Exercise directions:
Each line containing the word "applications" needs to be copied.

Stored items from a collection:
»»

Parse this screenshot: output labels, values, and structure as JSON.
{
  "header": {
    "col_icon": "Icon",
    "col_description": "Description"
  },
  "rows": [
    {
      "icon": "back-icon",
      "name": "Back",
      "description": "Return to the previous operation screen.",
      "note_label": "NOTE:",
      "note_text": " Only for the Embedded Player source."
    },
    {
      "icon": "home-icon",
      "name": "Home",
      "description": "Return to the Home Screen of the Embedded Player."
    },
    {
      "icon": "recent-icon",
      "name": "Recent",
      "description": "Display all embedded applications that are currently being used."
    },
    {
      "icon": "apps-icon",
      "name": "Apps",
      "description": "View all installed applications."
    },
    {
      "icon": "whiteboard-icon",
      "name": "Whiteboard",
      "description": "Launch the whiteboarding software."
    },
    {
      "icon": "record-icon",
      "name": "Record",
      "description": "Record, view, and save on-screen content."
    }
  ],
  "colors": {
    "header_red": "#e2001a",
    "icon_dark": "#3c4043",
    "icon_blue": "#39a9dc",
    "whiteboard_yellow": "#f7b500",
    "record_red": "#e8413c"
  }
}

««
»»

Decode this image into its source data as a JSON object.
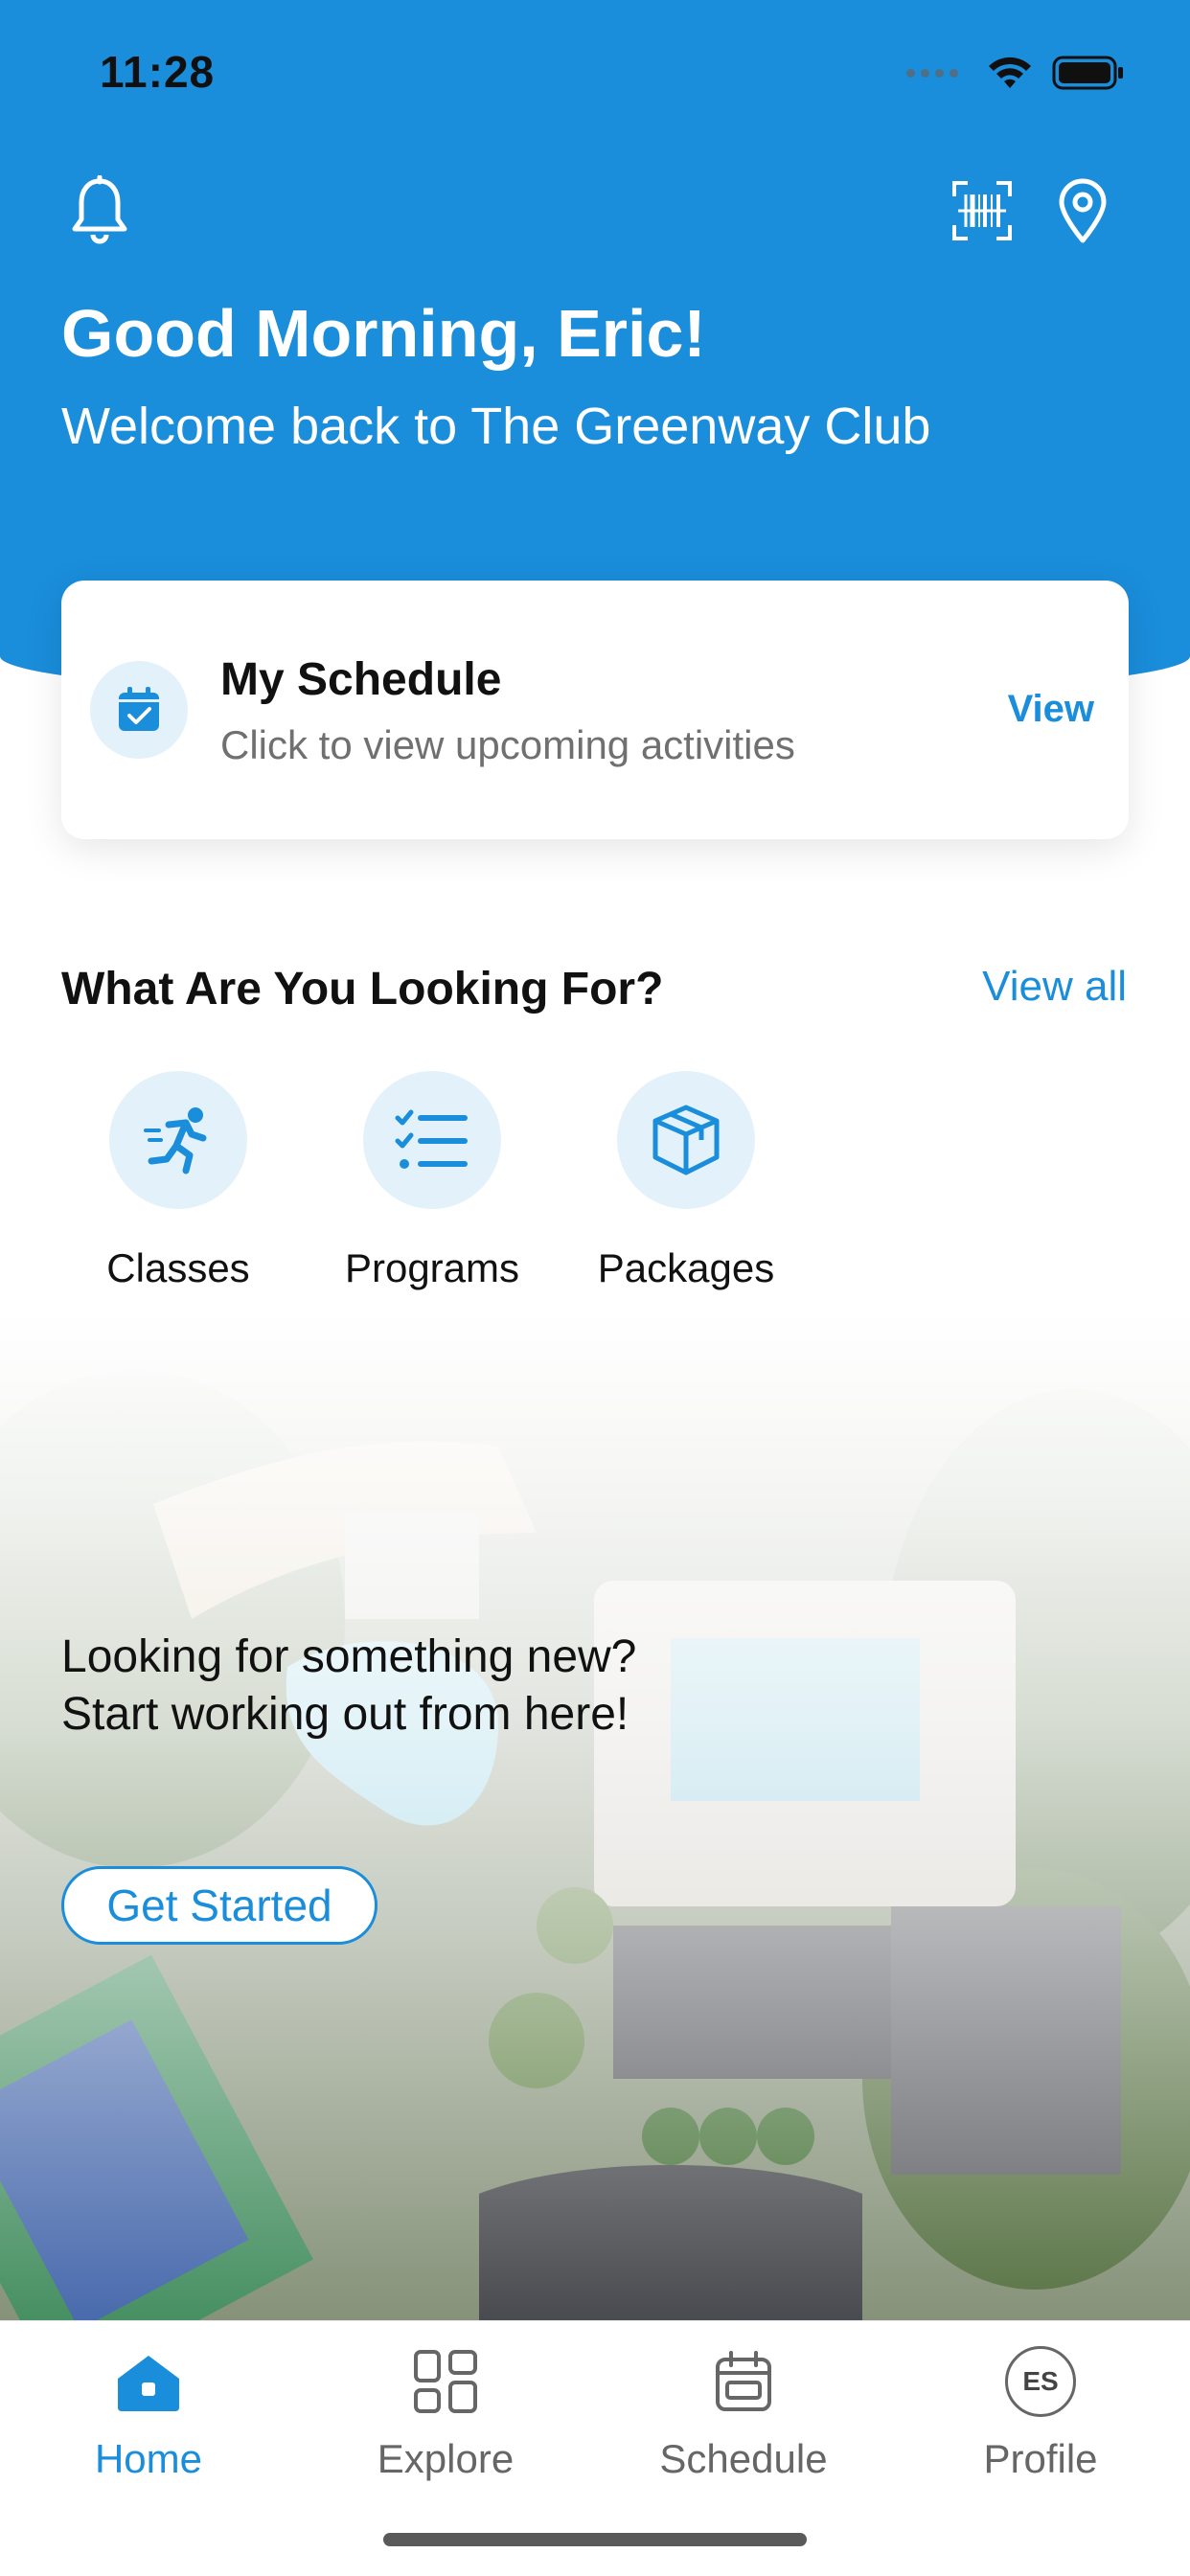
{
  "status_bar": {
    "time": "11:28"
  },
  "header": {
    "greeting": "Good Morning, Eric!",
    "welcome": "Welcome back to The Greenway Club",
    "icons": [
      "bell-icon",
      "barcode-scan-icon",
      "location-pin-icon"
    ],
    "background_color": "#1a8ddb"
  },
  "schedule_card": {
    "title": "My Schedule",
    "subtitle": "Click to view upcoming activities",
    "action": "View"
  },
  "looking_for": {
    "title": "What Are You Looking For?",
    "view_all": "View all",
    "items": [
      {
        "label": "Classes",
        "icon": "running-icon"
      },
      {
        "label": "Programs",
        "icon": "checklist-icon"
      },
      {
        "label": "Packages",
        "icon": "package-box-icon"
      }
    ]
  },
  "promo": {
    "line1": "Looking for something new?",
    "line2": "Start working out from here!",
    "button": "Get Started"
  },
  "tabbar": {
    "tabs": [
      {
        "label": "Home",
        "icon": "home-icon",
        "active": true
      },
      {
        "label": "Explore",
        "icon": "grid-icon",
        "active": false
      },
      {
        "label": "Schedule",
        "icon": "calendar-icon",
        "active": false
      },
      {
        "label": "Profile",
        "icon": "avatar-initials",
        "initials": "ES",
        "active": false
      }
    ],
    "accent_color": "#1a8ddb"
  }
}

««

Completed task:
      "description": "Display all embedded applications that are currently being used."
      "description": "View all installed applications."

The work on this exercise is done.